Exercise objective ▸ Make an exact copy of the listing below.

(Records contained in a dataset)
*****
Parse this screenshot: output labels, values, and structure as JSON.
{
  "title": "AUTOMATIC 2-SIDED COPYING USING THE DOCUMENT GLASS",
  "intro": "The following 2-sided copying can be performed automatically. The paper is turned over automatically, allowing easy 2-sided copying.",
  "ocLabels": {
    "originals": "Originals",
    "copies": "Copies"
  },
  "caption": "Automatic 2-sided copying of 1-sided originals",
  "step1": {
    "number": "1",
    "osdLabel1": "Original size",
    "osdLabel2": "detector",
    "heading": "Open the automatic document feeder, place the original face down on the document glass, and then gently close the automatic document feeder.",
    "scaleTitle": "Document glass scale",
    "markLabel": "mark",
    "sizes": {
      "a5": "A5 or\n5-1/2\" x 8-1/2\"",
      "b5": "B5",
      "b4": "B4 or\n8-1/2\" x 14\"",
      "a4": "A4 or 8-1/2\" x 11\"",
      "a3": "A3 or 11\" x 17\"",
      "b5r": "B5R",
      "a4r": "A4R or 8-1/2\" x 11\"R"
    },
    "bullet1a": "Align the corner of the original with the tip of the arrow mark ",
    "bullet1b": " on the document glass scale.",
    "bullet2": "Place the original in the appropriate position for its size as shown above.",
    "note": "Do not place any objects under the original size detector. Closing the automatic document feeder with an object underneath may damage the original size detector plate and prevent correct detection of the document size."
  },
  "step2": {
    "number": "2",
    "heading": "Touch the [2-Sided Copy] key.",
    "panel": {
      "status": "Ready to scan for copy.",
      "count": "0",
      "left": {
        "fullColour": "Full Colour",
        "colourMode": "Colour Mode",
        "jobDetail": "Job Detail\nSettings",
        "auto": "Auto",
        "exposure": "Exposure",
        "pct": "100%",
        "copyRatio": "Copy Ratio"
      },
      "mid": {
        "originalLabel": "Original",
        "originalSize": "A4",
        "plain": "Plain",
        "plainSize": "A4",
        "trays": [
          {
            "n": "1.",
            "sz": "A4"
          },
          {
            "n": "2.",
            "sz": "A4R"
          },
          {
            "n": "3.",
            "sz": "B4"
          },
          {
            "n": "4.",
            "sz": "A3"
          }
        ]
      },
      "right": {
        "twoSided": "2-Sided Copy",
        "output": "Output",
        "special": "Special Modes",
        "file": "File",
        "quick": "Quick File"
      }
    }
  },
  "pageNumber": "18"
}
*****
Task answer ▸
Parse this screenshot: output labels, values, and structure as JSON.
{
  "title": "AUTOMATIC 2-SIDED COPYING USING THE DOCUMENT GLASS",
  "intro": "The following 2-sided copying can be performed automatically. The paper is turned over automatically, allowing easy 2-sided copying.",
  "ocLabels": {
    "originals": "Originals",
    "copies": "Copies"
  },
  "caption": "Automatic 2-sided copying of 1-sided originals",
  "step1": {
    "number": "1",
    "osdLabel1": "Original size",
    "osdLabel2": "detector",
    "heading": "Open the automatic document feeder, place the original face down on the document glass, and then gently close the automatic document feeder.",
    "scaleTitle": "Document glass scale",
    "markLabel": "mark",
    "sizes": {
      "a5": "A5 or\n5-1/2\" x 8-1/2\"",
      "b5": "B5",
      "b4": "B4 or\n8-1/2\" x 14\"",
      "a4": "A4 or 8-1/2\" x 11\"",
      "a3": "A3 or 11\" x 17\"",
      "b5r": "B5R",
      "a4r": "A4R or 8-1/2\" x 11\"R"
    },
    "bullet1a": "Align the corner of the original with the tip of the arrow mark ",
    "bullet1b": " on the document glass scale.",
    "bullet2": "Place the original in the appropriate position for its size as shown above.",
    "note": "Do not place any objects under the original size detector. Closing the automatic document feeder with an object underneath may damage the original size detector plate and prevent correct detection of the document size."
  },
  "step2": {
    "number": "2",
    "heading": "Touch the [2-Sided Copy] key.",
    "panel": {
      "status": "Ready to scan for copy.",
      "count": "0",
      "left": {
        "fullColour": "Full Colour",
        "colourMode": "Colour Mode",
        "jobDetail": "Job Detail\nSettings",
        "auto": "Auto",
        "exposure": "Exposure",
        "pct": "100%",
        "copyRatio": "Copy Ratio"
      },
      "mid": {
        "originalLabel": "Original",
        "originalSize": "A4",
        "plain": "Plain",
        "plainSize": "A4",
        "trays": [
          {
            "n": "1.",
            "sz": "A4"
          },
          {
            "n": "2.",
            "sz": "A4R"
          },
          {
            "n": "3.",
            "sz": "B4"
          },
          {
            "n": "4.",
            "sz": "A3"
          }
        ]
      },
      "right": {
        "twoSided": "2-Sided Copy",
        "output": "Output",
        "special": "Special Modes",
        "file": "File",
        "quick": "Quick File"
      }
    }
  },
  "pageNumber": "18"
}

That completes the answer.